** BEGIN DATA PROVIDED **

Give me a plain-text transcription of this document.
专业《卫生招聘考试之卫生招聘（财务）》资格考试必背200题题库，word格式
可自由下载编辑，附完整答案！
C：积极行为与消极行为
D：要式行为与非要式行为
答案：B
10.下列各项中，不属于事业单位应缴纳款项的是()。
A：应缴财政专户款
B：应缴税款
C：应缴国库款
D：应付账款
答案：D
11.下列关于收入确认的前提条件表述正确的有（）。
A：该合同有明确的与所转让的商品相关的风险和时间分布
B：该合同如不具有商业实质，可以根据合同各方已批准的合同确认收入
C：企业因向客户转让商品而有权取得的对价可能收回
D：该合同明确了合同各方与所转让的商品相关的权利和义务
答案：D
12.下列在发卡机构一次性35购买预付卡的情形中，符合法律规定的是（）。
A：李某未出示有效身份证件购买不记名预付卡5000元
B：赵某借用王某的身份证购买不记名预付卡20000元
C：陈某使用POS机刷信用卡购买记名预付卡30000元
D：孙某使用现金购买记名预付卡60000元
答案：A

** END DATA PROVIDED **

**JOB:** Would you copy out each line exactly as written?

**OUTPUT OF THE EXERCISE:**
Give me a plain-text transcription of this document.
专业《卫生招聘考试之卫生招聘（财务）》资格考试必背200题题库，word格式
可自由下载编辑，附完整答案！
C：积极行为与消极行为
D：要式行为与非要式行为
答案：B
10.下列各项中，不属于事业单位应缴纳款项的是()。
A：应缴财政专户款
B：应缴税款
C：应缴国库款
D：应付账款
答案：D
11.下列关于收入确认的前提条件表述正确的有（）。
A：该合同有明确的与所转让的商品相关的风险和时间分布
B：该合同如不具有商业实质，可以根据合同各方已批准的合同确认收入
C：企业因向客户转让商品而有权取得的对价可能收回
D：该合同明确了合同各方与所转让的商品相关的权利和义务
答案：D
12.下列在发卡机构一次性35购买预付卡的情形中，符合法律规定的是（）。
A：李某未出示有效身份证件购买不记名预付卡5000元
B：赵某借用王某的身份证购买不记名预付卡20000元
C：陈某使用POS机刷信用卡购买记名预付卡30000元
D：孙某使用现金购买记名预付卡60000元
答案：A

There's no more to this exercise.